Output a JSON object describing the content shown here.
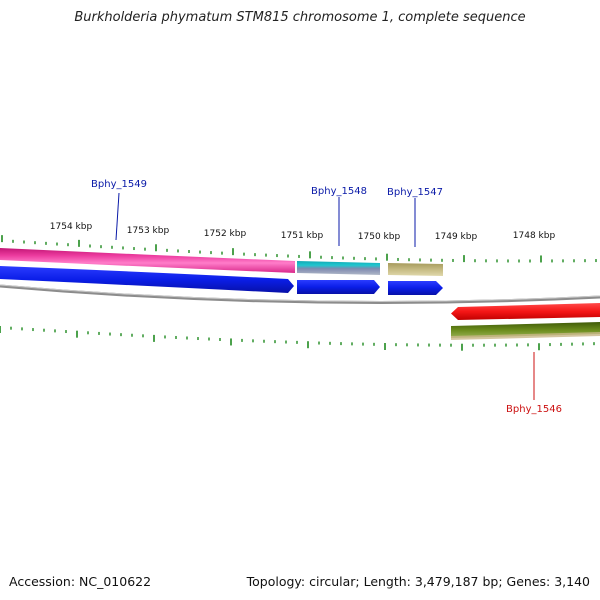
{
  "title": "Burkholderia phymatum STM815 chromosome 1, complete sequence",
  "accession_label": "Accession: NC_010622",
  "topology_label": "Topology: circular; Length: 3,479,187 bp; Genes: 3,140",
  "colors": {
    "tick": "#1f8a1f",
    "backbone": "#8c8c8c",
    "forward_label": "#0a1aa8",
    "reverse_label": "#cc1111",
    "magenta": "#ec3b9e",
    "blue": "#0b1ee8",
    "cyan": "#1fc6cf",
    "khaki": "#c6bb83",
    "red": "#f51616",
    "olive": "#5d7d14"
  },
  "ruler_labels": [
    "1754 kbp",
    "1753 kbp",
    "1752 kbp",
    "1751 kbp",
    "1750 kbp",
    "1749 kbp",
    "1748 kbp"
  ],
  "genes": [
    {
      "name": "Bphy_1549",
      "strand": "forward"
    },
    {
      "name": "Bphy_1548",
      "strand": "forward"
    },
    {
      "name": "Bphy_1547",
      "strand": "forward"
    },
    {
      "name": "Bphy_1546",
      "strand": "reverse"
    }
  ]
}
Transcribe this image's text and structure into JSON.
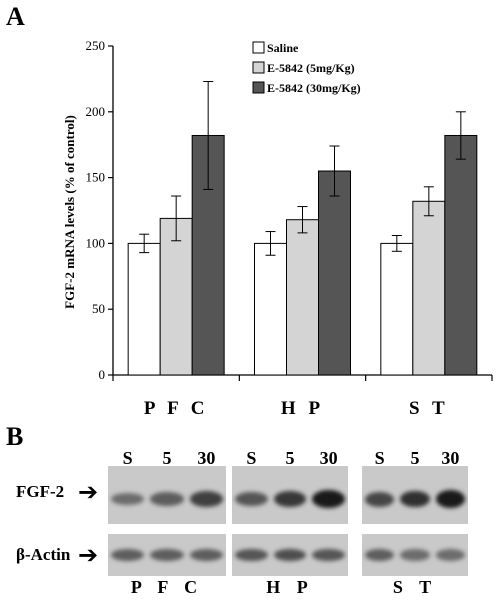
{
  "panel_a_label": "A",
  "panel_b_label": "B",
  "chart_data": {
    "type": "bar",
    "ylabel": "FGF-2 mRNA levels (% of control)",
    "ylim": [
      0,
      250
    ],
    "yticks": [
      0,
      50,
      100,
      150,
      200,
      250
    ],
    "categories": [
      "P F C",
      "H P",
      "S T"
    ],
    "legend_position": "top-right",
    "series": [
      {
        "name": "Saline",
        "color": "#ffffff",
        "values": [
          100,
          100,
          100
        ],
        "errors": [
          7,
          9,
          6
        ]
      },
      {
        "name": "E-5842 (5mg/Kg)",
        "color": "#d4d4d4",
        "values": [
          119,
          118,
          132
        ],
        "errors": [
          17,
          10,
          11
        ]
      },
      {
        "name": "E-5842 (30mg/Kg)",
        "color": "#555555",
        "values": [
          182,
          155,
          182
        ],
        "errors": [
          41,
          19,
          18
        ]
      }
    ]
  },
  "blot": {
    "lane_labels": [
      "S",
      "5",
      "30"
    ],
    "row_labels": [
      "FGF-2",
      "β-Actin"
    ],
    "group_labels": [
      "P F C",
      "H P",
      "S T"
    ],
    "fgf2_intensity": [
      [
        0.45,
        0.55,
        0.75
      ],
      [
        0.6,
        0.8,
        1.0
      ],
      [
        0.7,
        0.85,
        1.0
      ]
    ],
    "actin_intensity": [
      [
        0.55,
        0.55,
        0.55
      ],
      [
        0.6,
        0.65,
        0.6
      ],
      [
        0.55,
        0.45,
        0.45
      ]
    ]
  }
}
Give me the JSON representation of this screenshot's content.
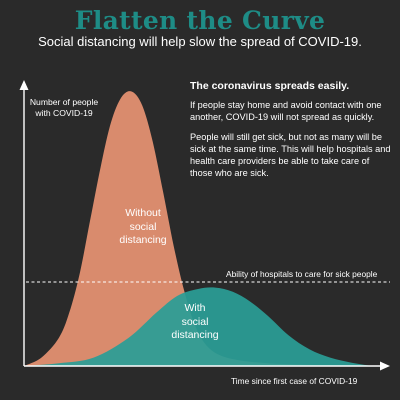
{
  "header": {
    "title": "Flatten the Curve",
    "subtitle": "Social distancing will help slow the spread of COVID-19."
  },
  "info": {
    "heading": "The coronavirus spreads easily.",
    "p1": "If people stay home and avoid contact with one another, COVID-19 will not spread as quickly.",
    "p2": "People will still get sick, but not as many will be sick at the same time. This will help hospitals and health care providers be able to take care of those who are sick."
  },
  "colors": {
    "background": "#2a2a2a",
    "title": "#1e8c86",
    "without_curve": "#d98b6d",
    "with_curve": "#2a9d96",
    "axis": "#ffffff"
  },
  "chart_data": {
    "type": "area",
    "xlabel": "Time since first case of COVID-19",
    "ylabel": "Number of people\nwith COVID-19",
    "grid": false,
    "xlim": [
      0,
      100
    ],
    "ylim": [
      0,
      100
    ],
    "series": [
      {
        "name": "Without\nsocial\ndistancing",
        "color": "#d98b6d",
        "x": [
          0,
          5,
          10,
          13,
          16,
          19,
          22,
          25,
          28,
          31,
          34,
          37,
          40,
          43,
          46,
          49,
          52,
          56,
          62,
          70,
          80,
          90,
          100
        ],
        "values": [
          0,
          3,
          10,
          19,
          33,
          52,
          71,
          87,
          96,
          98,
          93,
          80,
          62,
          43,
          27,
          15,
          8,
          4,
          2,
          1,
          0.5,
          0.2,
          0
        ]
      },
      {
        "name": "With\nsocial\ndistancing",
        "color": "#2a9d96",
        "x": [
          0,
          10,
          20,
          30,
          38,
          44,
          50,
          55,
          60,
          65,
          70,
          76,
          82,
          88,
          94,
          100
        ],
        "values": [
          0,
          1,
          3,
          10,
          19,
          25,
          27.5,
          28,
          26.5,
          23,
          18,
          11,
          6,
          3,
          1.2,
          0
        ]
      }
    ],
    "threshold": {
      "value": 30,
      "label": "Ability of hospitals to care for sick people"
    }
  }
}
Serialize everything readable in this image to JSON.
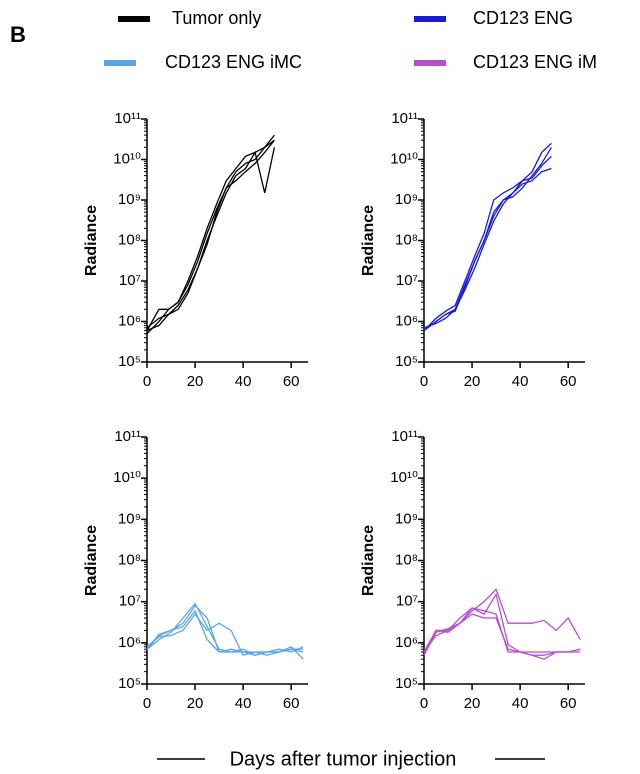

Prompt | Check each line above for the string "image" and show the ones that have it.

Result for this task |
Transcribe this image's text and structure into JSON.
Serialize everything readable in this image to JSON.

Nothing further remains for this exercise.